> _BRIEF_
Narrow the data below down to the lines containing "obiect".

> _DATASET RECORDS_
········

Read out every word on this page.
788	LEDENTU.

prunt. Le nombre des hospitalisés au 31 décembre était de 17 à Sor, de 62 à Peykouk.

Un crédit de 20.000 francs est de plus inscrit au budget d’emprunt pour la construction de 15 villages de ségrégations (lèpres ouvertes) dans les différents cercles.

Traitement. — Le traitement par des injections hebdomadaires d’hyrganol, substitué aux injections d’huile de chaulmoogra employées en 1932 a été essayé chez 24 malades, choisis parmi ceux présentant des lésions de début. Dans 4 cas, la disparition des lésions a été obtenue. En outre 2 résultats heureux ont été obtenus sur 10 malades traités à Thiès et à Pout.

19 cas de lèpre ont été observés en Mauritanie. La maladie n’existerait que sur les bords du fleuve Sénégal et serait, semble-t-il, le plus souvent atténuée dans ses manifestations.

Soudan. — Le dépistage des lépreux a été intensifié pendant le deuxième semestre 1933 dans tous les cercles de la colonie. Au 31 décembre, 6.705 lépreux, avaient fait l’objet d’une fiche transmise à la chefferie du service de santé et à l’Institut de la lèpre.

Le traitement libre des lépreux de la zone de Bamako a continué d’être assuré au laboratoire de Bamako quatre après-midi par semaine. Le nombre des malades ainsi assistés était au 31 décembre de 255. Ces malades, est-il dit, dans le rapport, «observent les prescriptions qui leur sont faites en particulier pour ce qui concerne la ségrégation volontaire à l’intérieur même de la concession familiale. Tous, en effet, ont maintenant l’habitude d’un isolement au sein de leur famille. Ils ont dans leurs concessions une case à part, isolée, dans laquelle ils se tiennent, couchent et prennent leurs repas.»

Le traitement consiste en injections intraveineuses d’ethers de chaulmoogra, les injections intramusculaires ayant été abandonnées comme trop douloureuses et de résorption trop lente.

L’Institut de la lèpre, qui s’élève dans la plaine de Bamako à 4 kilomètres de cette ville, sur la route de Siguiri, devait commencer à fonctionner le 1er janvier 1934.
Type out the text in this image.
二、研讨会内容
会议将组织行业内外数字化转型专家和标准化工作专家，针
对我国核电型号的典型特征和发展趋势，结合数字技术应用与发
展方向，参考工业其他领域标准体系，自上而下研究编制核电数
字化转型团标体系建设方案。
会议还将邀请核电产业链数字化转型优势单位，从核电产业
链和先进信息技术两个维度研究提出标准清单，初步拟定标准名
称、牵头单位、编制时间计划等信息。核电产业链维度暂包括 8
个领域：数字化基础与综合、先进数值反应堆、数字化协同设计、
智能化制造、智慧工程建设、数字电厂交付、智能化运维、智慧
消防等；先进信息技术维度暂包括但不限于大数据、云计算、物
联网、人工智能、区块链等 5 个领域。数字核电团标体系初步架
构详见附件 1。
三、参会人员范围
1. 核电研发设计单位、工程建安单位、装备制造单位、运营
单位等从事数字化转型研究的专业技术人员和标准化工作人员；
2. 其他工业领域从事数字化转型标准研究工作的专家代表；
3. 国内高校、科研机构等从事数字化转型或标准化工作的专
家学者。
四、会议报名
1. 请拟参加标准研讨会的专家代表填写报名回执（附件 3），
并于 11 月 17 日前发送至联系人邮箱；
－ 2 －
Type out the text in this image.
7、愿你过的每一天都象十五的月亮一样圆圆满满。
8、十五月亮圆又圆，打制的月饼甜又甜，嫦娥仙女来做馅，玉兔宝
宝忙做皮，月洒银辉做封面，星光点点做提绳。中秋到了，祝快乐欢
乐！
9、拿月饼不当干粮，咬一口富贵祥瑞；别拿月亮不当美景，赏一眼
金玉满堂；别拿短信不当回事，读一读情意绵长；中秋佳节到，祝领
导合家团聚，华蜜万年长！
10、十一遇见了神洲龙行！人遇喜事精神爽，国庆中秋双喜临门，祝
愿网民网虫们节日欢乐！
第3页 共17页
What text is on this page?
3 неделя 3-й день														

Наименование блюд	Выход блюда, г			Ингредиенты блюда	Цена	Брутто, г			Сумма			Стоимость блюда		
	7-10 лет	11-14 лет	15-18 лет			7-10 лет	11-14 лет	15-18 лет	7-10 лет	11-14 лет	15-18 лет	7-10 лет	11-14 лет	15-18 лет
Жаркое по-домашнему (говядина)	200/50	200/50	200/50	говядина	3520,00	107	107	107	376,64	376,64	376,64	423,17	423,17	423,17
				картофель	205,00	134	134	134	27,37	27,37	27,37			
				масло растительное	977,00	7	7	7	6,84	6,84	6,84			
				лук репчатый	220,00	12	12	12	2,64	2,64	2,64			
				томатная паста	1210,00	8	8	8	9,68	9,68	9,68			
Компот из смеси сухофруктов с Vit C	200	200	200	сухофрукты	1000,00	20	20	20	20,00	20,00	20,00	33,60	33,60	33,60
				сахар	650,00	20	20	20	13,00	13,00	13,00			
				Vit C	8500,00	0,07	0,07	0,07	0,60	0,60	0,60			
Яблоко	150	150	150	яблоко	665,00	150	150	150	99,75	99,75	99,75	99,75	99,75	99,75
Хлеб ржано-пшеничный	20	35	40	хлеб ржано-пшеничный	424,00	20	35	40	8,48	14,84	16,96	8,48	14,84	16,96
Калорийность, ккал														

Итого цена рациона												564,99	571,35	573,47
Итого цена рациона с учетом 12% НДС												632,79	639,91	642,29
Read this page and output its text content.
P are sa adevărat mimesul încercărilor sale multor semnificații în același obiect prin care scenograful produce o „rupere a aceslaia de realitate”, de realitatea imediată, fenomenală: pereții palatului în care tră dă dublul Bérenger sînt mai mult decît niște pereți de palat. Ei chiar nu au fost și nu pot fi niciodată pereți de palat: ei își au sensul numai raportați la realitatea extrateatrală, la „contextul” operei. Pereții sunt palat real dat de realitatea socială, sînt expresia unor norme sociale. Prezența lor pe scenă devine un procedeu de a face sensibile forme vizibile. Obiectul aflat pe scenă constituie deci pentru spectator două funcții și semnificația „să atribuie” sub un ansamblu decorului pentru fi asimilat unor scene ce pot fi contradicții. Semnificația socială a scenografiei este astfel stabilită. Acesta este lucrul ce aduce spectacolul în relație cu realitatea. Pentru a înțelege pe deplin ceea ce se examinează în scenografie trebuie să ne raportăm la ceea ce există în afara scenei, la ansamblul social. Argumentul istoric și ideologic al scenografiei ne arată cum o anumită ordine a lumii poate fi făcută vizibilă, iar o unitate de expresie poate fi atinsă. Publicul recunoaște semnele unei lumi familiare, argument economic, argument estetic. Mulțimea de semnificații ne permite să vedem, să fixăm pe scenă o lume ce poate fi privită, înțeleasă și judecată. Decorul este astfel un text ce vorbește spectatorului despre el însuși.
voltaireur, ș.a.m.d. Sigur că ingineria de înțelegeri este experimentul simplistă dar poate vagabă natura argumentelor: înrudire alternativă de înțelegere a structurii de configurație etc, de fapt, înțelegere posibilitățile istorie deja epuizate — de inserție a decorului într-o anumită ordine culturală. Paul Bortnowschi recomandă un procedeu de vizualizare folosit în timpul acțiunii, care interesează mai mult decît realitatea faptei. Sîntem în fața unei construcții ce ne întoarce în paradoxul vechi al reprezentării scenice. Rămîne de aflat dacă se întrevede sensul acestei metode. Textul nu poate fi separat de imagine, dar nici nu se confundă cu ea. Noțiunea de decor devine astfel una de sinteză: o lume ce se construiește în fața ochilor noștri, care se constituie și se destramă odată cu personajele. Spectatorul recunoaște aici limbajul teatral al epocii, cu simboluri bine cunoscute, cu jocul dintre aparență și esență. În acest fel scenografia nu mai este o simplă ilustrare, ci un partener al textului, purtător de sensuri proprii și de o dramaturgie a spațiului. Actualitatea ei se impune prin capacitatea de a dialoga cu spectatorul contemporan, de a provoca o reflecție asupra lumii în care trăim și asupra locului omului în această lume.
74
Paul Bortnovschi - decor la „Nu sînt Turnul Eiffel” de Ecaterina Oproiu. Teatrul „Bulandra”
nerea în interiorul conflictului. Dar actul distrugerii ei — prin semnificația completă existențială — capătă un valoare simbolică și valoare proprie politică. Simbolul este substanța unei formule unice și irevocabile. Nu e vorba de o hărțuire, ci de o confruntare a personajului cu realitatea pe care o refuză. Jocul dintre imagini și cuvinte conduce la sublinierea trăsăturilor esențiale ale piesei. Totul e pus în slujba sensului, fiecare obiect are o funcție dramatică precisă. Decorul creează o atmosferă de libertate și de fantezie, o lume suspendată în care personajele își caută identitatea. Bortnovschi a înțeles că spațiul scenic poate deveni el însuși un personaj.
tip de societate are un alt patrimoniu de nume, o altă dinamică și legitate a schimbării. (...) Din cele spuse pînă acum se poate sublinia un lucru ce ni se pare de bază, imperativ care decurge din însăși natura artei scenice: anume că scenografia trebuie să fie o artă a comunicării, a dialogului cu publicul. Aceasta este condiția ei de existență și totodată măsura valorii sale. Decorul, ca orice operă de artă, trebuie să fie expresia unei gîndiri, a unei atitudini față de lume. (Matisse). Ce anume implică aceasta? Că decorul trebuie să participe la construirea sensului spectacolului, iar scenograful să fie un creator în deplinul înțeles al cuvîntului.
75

········

> _WRITTEN RESPONSE_
P are sa adevărat mimesul încercărilor sale multor semnificații în același obiect prin care scenograful produce o „rupere a aceslaia de realitate”, de realitatea imediată, fenomenală: pereții palatului în care tră dă dublul Bérenger sînt mai mult decît niște pereți de palat. Ei chiar nu au fost și nu pot fi niciodată pereți de palat: ei își au sensul numai raportați la realitatea extrateatrală, la „contextul” operei. Pereții sunt palat real dat de realitatea socială, sînt expresia unor norme sociale. Prezența lor pe scenă devine un procedeu de a face sensibile forme vizibile. Obiectul aflat pe scenă constituie deci pentru spectator două funcții și semnificația „să atribuie” sub un ansamblu decorului pentru fi asimilat unor scene ce pot fi contradicții. Semnificația socială a scenografiei este astfel stabilită. Acesta este lucrul ce aduce spectacolul în relație cu realitatea. Pentru a înțelege pe deplin ceea ce se examinează în scenografie trebuie să ne raportăm la ceea ce există în afara scenei, la ansamblul social. Argumentul istoric și ideologic al scenografiei ne arată cum o anumită ordine a lumii poate fi făcută vizibilă, iar o unitate de expresie poate fi atinsă. Publicul recunoaște semnele unei lumi familiare, argument economic, argument estetic. Mulțimea de semnificații ne permite să vedem, să fixăm pe scenă o lume ce poate fi privită, înțeleasă și judecată. Decorul este astfel un text ce vorbește spectatorului despre el însuși.
nerea în interiorul conflictului. Dar actul distrugerii ei — prin semnificația completă existențială — capătă un valoare simbolică și valoare proprie politică. Simbolul este substanța unei formule unice și irevocabile. Nu e vorba de o hărțuire, ci de o confruntare a personajului cu realitatea pe care o refuză. Jocul dintre imagini și cuvinte conduce la sublinierea trăsăturilor esențiale ale piesei. Totul e pus în slujba sensului, fiecare obiect are o funcție dramatică precisă. Decorul creează o atmosferă de libertate și de fantezie, o lume suspendată în care personajele își caută identitatea. Bortnovschi a înțeles că spațiul scenic poate deveni el însuși un personaj.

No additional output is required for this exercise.